**Raw data**

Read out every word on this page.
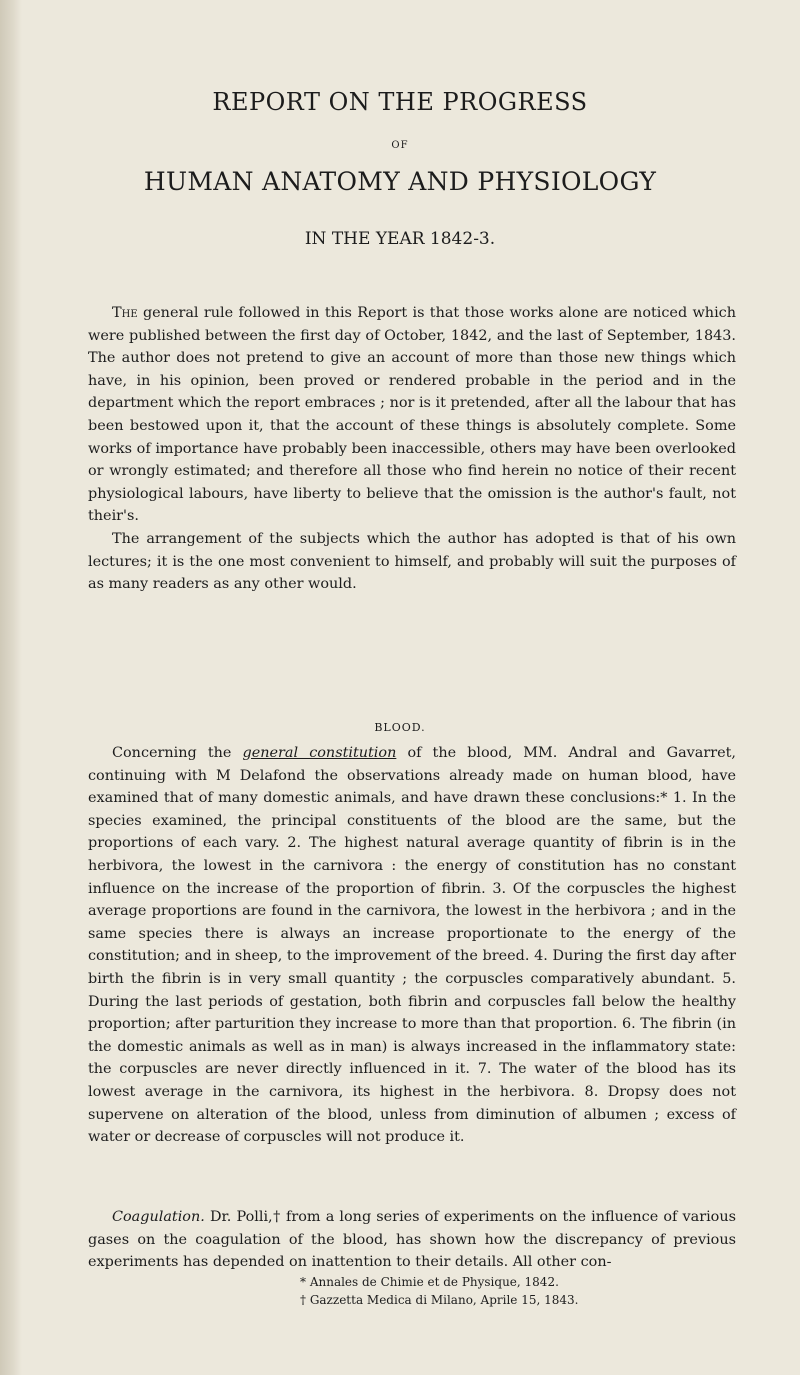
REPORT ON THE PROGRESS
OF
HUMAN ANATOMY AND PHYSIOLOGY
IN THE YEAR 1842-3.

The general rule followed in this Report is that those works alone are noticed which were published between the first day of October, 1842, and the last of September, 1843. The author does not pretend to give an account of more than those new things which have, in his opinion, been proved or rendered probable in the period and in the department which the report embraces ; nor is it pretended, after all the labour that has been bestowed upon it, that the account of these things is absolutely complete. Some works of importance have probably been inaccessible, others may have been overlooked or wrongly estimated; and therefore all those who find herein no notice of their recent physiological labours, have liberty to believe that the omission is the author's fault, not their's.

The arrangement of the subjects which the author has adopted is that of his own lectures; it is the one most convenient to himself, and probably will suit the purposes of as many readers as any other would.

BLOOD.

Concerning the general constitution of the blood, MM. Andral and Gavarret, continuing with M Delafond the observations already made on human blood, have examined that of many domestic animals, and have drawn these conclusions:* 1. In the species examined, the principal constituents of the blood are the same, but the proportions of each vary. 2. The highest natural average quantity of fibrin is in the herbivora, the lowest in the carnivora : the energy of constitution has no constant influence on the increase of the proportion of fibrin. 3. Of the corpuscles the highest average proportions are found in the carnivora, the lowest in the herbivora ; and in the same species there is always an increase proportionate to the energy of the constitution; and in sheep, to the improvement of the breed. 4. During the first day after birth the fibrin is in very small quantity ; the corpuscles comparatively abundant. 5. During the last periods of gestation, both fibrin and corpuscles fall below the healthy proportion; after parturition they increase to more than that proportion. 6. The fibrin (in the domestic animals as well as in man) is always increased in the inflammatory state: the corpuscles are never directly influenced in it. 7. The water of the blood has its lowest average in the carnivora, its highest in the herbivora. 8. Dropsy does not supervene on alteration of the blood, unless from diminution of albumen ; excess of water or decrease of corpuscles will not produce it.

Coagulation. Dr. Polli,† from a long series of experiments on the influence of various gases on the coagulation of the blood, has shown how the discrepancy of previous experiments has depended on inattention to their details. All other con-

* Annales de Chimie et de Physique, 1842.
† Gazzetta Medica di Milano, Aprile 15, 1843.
==
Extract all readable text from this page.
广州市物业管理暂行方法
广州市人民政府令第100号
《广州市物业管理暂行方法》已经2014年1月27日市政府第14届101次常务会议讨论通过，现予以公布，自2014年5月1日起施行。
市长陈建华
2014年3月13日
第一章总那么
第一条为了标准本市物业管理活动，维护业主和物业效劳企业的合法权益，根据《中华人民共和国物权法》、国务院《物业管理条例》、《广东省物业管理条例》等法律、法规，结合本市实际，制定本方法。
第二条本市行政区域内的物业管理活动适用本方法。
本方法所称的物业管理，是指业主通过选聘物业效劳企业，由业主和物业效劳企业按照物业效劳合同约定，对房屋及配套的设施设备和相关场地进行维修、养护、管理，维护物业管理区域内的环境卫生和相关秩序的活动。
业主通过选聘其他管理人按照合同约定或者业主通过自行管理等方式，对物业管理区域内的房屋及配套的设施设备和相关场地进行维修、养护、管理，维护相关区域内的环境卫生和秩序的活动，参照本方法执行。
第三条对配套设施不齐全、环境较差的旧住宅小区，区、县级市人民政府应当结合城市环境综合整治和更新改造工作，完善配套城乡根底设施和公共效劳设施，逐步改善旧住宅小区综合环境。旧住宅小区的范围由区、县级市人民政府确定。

**Problem**
Look through the entries above; copy each line where the string "page" appears.

**Correct result**
Read out every word on this page.
Extract all readable text from this page.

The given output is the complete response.